[Data entries]
--- START ---

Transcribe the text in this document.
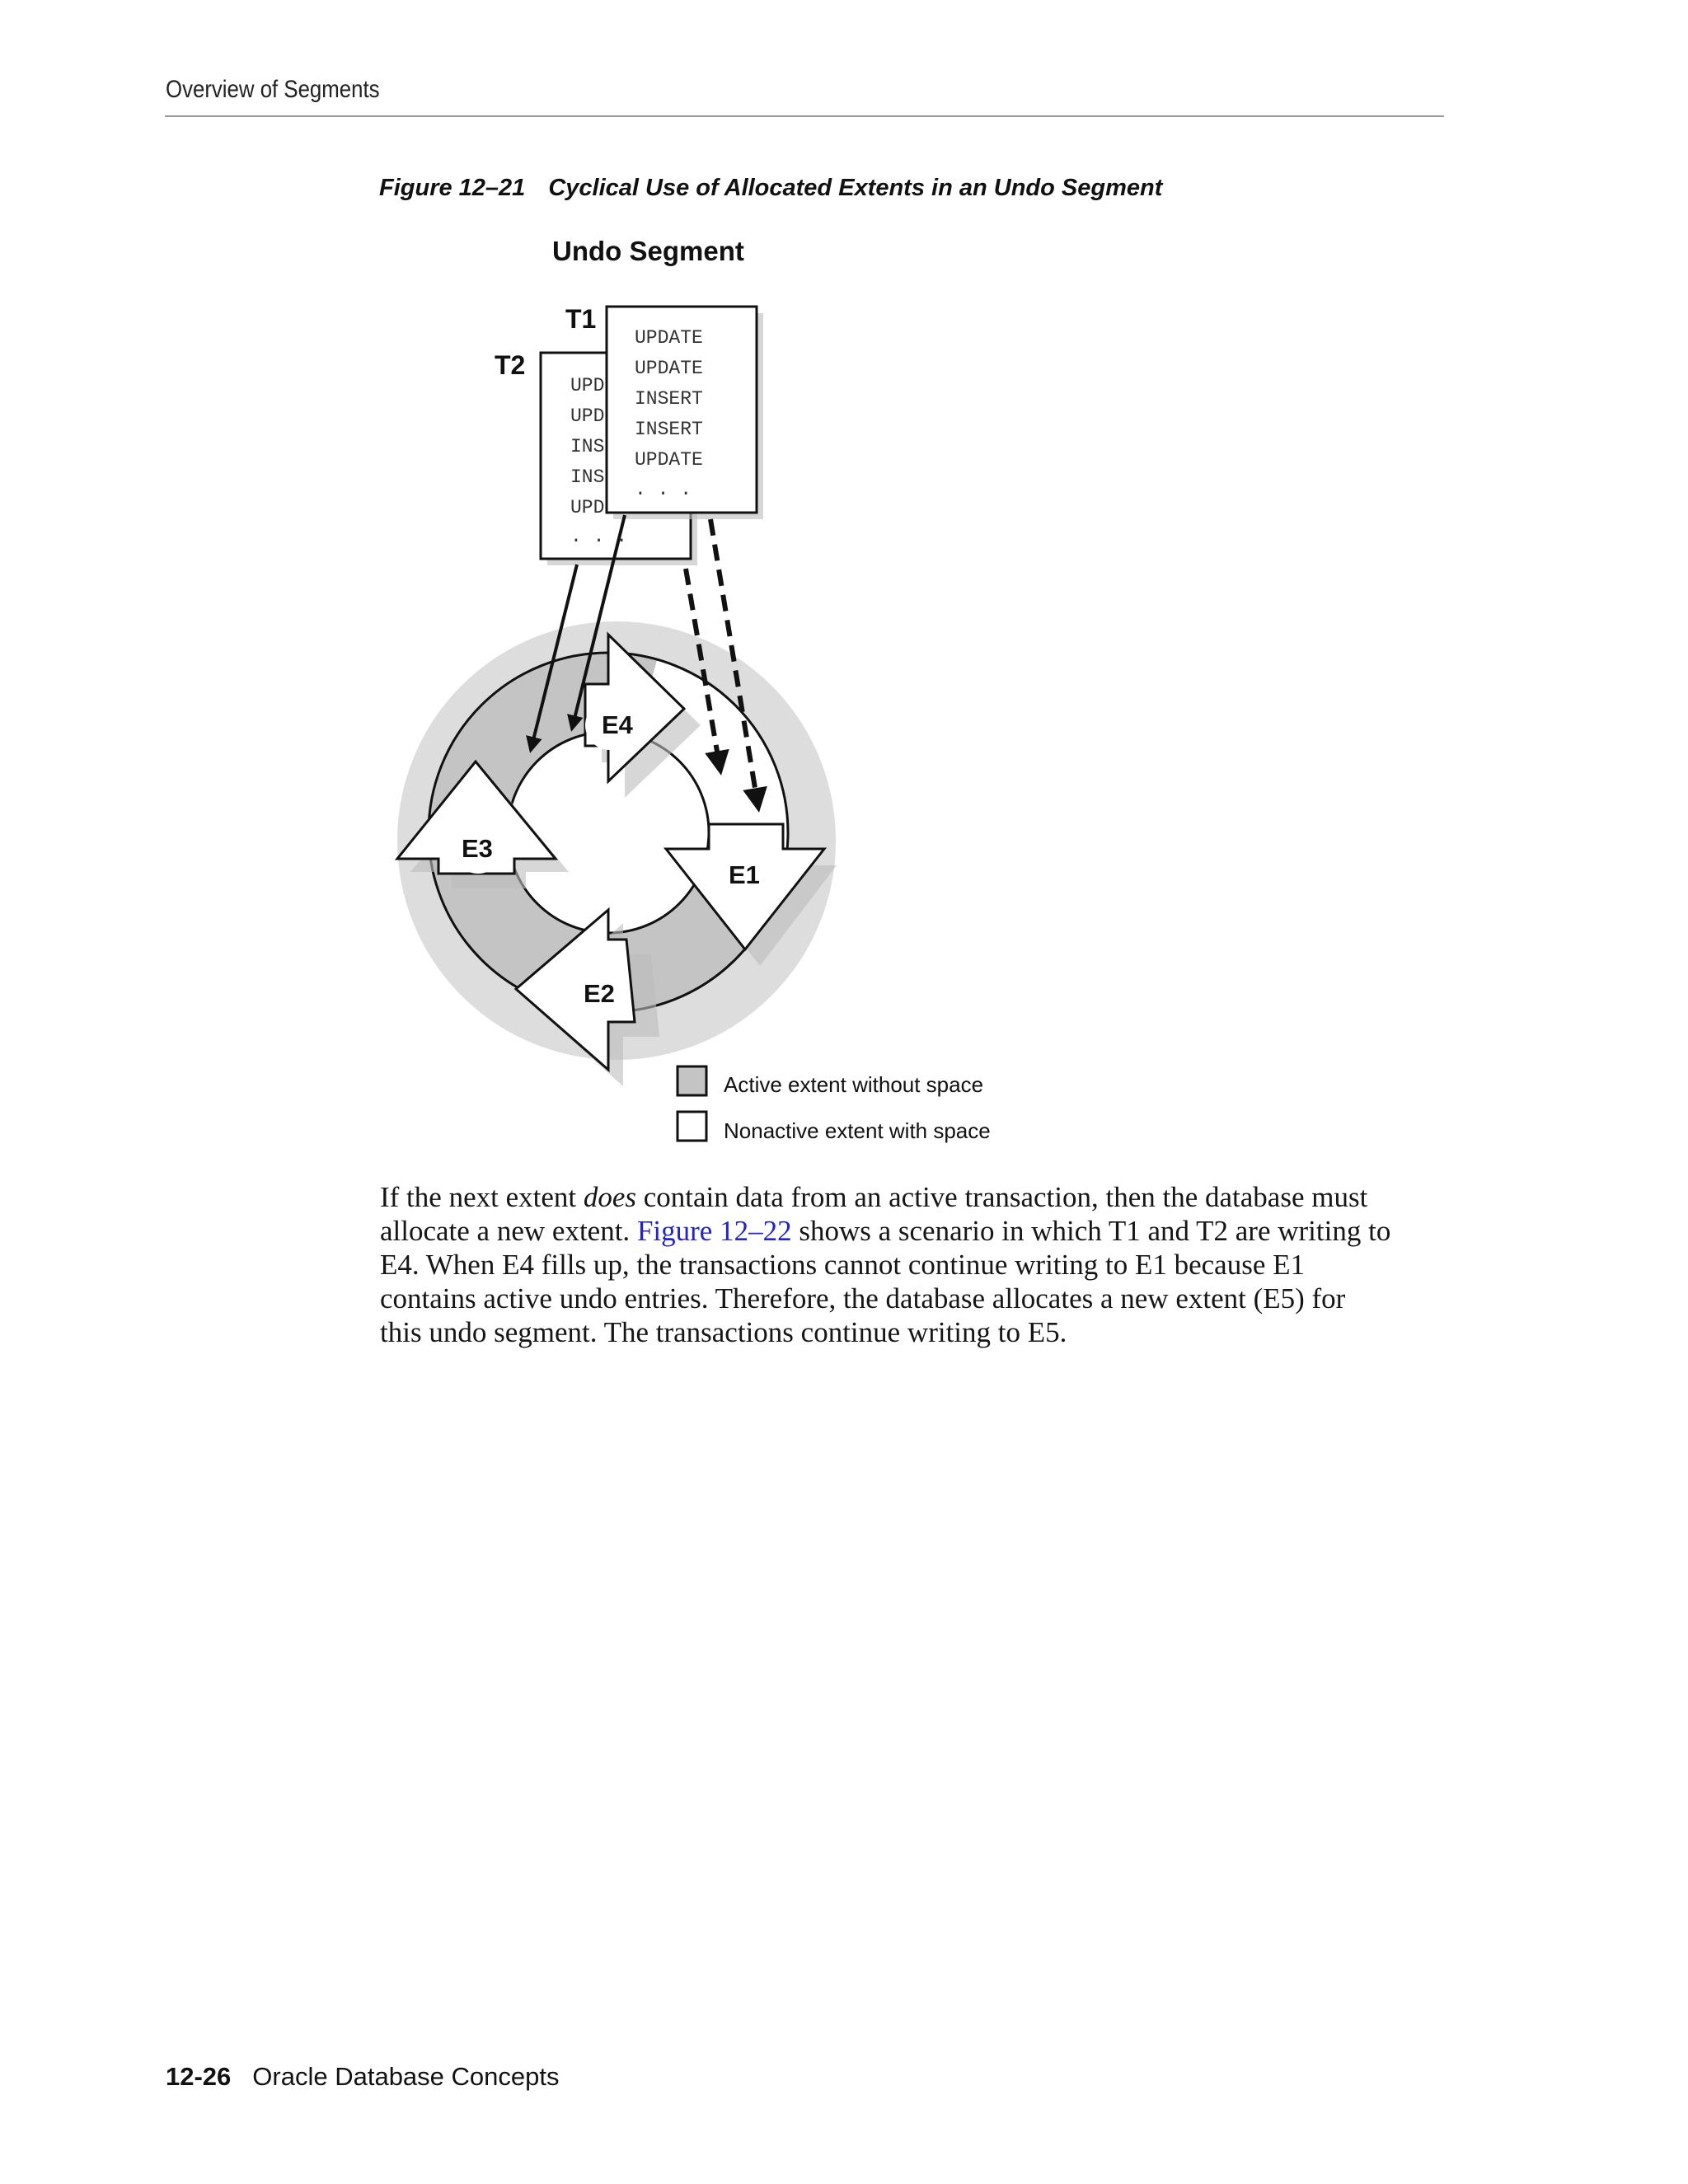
Overview of Segments
Figure 12–21 Cyclical Use of Allocated Extents in an Undo Segment
Undo Segment
T2
UPD
UPD
INS
INS
UPD
. . .
T1
UPDATE
UPDATE
INSERT
INSERT
UPDATE
. . .
E4
E1
E2
E3
Active extent without space
Nonactive extent with space

If the next extent does contain data from an active transaction, then the database must
allocate a new extent. Figure 12–22 shows a scenario in which T1 and T2 are writing to
E4. When E4 fills up, the transactions cannot continue writing to E1 because E1
contains active undo entries. Therefore, the database allocates a new extent (E5) for
this undo segment. The transactions continue writing to E5.

12-26 Oracle Database Concepts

--- END ---

Given exercise - Give every line above again exactly, with no pictures.

Solution for this exercise -
Transcribe the text in this document.
Overview of Segments
Figure 12–21 Cyclical Use of Allocated Extents in an Undo Segment
Undo Segment
T2
UPD
UPD
INS
INS
UPD
. . .
T1
UPDATE
UPDATE
INSERT
INSERT
UPDATE
. . .
E4
E1
E2
E3
Active extent without space
Nonactive extent with space

If the next extent does contain data from an active transaction, then the database must
allocate a new extent. Figure 12–22 shows a scenario in which T1 and T2 are writing to
E4. When E4 fills up, the transactions cannot continue writing to E1 because E1
contains active undo entries. Therefore, the database allocates a new extent (E5) for
this undo segment. The transactions continue writing to E5.

12-26 Oracle Database Concepts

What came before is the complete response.